§ **Text**

Warum gerade diese Orte?

Pater Vitus Georg Tönnemann wurde durch die Wahl Kaiser Karl VI. 1711 zum kaiserlichen Beichtvater und somit wurde Wien, genauer die Hofburg, sein „Dienstsitz“. Wien war die Residenzstadt des Heiligen Römischen Reiches, seit der Habsburger Herzog Albrechts V.1438 zum römisch-deutschen König (Albrecht II.) gewählt wurde.

Nach den Ausführungen von Bernd Thonemann in seinem Buch „Die Familiengeschichte Thonemann von 1275 bis heute /1995“ hat Kaiser Karl VI. täglich die heilige Messe des Paters besucht. Ich vermute, dass der Pater die Messe in der Hofburgkapelle gefeiert hat, da der Weg für den Kaiser kürzer war als zur Jesuitenkirche.

Das Haus der Jesuiten (Jesuitenkloster) war sein Wohnort und sein theologischer Mittelpunkt. Hier hatte er sein Zimmer (Zelle), die Möglichkeit der religiösen Einkehr, z. B. in der Jesuitenkirche, und den Austausch mit seinen Jesuitenbrüdern. Das Kloster war ca. 1,5 km von der Hofburg entfernt und kann somit fußläufig erreicht werden. Vermutlich hat Pater Vitus aber auch ab und an die Hofkutsche für den Weg genutzt.

§ **Datensätze**
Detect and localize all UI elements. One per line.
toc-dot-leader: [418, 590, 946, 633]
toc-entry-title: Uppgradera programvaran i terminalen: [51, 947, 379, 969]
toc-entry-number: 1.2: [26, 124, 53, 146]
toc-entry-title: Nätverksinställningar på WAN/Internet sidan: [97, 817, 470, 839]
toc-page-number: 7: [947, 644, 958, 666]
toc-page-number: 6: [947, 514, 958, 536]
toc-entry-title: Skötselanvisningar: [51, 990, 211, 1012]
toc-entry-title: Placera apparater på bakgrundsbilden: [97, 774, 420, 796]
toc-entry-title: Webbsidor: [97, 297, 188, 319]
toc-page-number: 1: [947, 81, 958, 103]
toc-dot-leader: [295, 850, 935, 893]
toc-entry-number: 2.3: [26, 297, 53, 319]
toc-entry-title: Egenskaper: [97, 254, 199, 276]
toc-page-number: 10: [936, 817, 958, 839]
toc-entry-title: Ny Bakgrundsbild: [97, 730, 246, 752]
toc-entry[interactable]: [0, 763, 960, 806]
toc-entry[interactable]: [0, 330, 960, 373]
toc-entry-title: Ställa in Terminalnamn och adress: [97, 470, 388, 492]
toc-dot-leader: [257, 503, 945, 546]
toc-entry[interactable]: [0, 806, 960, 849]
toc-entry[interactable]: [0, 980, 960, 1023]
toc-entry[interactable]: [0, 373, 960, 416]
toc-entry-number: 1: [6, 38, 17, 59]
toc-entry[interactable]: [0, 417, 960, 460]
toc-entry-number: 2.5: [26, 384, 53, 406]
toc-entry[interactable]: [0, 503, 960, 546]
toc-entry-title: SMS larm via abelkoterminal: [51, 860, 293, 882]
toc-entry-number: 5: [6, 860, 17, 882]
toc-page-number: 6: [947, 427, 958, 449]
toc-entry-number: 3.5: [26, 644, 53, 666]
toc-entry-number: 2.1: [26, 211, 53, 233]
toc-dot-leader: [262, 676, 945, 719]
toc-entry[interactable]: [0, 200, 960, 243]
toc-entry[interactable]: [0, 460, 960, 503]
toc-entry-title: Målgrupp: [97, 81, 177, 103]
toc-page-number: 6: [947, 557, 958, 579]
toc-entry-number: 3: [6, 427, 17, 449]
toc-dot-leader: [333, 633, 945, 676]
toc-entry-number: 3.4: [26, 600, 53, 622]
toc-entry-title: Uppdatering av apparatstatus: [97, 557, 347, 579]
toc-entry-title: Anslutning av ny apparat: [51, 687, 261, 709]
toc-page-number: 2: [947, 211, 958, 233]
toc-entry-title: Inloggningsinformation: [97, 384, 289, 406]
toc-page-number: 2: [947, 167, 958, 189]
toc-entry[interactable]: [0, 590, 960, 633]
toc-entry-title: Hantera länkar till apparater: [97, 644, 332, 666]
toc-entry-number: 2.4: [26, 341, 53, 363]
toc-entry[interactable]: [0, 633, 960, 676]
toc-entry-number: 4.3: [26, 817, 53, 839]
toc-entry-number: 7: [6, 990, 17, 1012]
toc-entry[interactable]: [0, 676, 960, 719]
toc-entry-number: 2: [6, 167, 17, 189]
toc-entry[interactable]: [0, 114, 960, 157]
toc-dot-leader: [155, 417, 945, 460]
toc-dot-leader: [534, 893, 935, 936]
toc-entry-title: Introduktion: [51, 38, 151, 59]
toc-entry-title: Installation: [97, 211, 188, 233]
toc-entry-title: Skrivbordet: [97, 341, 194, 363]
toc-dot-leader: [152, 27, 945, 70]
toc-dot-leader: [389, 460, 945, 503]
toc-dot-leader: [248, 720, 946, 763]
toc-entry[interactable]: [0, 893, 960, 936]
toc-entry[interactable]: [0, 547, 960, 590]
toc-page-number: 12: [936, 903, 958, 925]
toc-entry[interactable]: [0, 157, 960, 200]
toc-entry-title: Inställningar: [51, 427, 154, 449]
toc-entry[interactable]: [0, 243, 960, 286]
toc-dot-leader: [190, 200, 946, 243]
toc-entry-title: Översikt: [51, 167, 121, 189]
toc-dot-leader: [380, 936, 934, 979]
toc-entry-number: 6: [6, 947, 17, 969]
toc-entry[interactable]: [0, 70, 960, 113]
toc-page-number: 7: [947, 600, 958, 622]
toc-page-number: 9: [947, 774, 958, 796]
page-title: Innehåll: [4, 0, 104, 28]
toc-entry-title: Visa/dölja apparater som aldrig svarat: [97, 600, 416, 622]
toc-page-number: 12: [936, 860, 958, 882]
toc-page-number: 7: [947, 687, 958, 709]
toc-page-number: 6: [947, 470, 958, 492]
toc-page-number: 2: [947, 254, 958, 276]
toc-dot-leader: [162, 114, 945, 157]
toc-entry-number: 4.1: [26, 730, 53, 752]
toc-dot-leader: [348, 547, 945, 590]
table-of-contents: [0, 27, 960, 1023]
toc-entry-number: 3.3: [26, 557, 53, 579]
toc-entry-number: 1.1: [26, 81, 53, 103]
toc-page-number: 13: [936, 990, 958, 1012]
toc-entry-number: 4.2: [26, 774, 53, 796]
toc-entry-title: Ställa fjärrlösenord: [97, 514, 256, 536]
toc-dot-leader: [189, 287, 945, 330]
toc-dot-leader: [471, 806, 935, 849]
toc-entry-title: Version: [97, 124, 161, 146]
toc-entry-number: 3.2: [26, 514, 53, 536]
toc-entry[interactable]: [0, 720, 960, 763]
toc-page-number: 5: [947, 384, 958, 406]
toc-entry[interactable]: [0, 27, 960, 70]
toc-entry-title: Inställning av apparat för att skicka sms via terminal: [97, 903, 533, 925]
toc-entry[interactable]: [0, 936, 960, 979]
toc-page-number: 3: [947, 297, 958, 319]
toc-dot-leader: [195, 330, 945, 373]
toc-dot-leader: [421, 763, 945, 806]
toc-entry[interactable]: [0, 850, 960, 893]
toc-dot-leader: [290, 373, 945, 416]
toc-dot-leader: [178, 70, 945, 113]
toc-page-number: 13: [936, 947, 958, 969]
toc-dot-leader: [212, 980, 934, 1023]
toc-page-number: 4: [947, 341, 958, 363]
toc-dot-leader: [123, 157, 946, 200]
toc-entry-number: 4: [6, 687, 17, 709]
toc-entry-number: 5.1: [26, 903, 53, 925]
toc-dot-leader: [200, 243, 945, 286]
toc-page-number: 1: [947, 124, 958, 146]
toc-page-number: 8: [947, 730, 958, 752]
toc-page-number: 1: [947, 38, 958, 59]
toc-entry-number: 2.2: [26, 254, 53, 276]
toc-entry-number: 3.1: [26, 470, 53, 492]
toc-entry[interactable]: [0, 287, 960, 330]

§ **Aufgabe**
Schreibe den Text zwischen „Warum gerade diese“ und „II.) gewählt wurde.“, einschließlich, ab und tausche darin „Residenzstadt“ gegen „Hauptstadt“ aus. Verwende ausschließlich den Text.

§ **Schriftliche Antwort**
Warum gerade diese Orte?

Pater Vitus Georg Tönnemann wurde durch die Wahl Kaiser Karl VI. 1711 zum kaiserlichen Beichtvater und somit wurde Wien, genauer die Hofburg, sein „Dienstsitz“. Wien war die Hauptstadt des Heiligen Römischen Reiches, seit der Habsburger Herzog Albrechts V.1438 zum römisch-deutschen König (Albrecht II.) gewählt wurde.